• Listing:

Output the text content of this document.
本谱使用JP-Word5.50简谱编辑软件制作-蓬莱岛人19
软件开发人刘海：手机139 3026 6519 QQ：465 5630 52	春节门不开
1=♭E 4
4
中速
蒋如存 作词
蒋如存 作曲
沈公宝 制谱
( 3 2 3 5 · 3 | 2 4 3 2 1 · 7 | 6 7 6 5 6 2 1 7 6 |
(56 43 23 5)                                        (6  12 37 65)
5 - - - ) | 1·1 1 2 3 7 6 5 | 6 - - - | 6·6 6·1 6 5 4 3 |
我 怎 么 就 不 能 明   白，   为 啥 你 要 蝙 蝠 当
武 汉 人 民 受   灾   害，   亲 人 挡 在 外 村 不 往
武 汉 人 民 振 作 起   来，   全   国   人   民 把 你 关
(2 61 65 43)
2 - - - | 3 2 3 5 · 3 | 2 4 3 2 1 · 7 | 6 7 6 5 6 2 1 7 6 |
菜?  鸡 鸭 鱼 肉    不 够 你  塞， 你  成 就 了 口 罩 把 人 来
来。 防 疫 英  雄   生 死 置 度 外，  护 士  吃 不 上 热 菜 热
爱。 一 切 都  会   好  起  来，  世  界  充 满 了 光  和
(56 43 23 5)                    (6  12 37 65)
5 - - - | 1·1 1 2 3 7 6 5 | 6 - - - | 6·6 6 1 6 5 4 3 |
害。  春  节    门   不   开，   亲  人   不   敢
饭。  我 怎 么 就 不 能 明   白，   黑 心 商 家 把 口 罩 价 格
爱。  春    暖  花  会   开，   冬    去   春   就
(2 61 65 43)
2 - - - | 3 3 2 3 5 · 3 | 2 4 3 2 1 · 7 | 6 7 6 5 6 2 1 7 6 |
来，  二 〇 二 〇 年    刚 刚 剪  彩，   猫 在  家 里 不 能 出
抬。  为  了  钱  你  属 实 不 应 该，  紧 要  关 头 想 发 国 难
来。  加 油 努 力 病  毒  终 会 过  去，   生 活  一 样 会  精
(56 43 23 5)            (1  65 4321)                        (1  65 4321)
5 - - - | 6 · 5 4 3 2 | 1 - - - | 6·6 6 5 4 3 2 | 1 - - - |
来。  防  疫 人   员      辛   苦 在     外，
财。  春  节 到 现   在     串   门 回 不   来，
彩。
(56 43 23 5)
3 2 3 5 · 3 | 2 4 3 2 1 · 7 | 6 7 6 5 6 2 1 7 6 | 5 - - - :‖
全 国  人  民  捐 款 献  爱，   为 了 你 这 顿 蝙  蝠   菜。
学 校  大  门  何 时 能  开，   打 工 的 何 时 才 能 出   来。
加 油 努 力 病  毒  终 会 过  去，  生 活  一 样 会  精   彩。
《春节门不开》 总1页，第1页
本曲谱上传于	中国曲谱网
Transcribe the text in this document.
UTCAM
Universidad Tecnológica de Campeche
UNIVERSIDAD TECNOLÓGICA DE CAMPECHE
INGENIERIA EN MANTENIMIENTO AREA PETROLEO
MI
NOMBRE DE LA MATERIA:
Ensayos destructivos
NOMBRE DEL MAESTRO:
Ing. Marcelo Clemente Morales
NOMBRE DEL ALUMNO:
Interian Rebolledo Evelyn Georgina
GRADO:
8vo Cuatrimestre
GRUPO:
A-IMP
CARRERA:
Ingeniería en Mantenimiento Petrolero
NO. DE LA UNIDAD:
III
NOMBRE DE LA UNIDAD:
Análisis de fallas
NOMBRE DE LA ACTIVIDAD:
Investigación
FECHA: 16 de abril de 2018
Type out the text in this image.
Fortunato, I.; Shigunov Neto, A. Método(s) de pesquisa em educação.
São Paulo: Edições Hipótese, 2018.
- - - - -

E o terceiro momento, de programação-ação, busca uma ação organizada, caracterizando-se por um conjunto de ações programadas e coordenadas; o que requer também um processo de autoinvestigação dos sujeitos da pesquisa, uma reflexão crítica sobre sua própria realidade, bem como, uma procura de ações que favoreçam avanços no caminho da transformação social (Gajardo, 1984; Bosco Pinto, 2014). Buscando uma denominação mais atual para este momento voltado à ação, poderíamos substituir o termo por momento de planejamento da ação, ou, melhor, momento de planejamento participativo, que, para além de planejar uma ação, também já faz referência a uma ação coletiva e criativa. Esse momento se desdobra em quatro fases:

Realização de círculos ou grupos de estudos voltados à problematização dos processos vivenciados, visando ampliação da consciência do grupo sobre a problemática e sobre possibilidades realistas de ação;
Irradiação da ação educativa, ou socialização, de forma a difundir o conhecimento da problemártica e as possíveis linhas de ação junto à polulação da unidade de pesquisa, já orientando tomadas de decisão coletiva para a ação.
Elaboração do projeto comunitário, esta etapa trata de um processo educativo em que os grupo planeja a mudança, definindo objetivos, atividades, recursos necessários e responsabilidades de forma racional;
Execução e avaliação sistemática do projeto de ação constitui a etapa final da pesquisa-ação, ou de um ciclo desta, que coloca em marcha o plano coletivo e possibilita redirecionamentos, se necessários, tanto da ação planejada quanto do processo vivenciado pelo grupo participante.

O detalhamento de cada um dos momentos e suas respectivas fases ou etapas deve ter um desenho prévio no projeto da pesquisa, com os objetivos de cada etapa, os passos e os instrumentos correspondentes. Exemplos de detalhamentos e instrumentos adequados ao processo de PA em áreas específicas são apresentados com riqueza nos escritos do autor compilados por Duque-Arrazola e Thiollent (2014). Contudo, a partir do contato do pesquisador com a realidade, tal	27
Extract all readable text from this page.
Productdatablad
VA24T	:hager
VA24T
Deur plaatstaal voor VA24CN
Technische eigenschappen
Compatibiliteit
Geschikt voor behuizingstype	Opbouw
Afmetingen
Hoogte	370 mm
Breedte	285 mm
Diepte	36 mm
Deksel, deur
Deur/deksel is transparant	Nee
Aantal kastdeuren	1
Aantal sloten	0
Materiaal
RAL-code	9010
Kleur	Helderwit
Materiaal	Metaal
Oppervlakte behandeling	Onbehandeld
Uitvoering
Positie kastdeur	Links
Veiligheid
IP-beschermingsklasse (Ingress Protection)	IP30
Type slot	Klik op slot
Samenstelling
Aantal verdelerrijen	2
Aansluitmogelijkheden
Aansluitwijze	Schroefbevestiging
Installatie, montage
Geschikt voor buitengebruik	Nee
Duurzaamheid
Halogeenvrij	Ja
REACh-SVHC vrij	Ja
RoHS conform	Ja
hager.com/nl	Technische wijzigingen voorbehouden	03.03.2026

• Work to be completed:
Establish how many lines of the records contain the string "text" and state that number without elaboration.

• Completed exercise:
4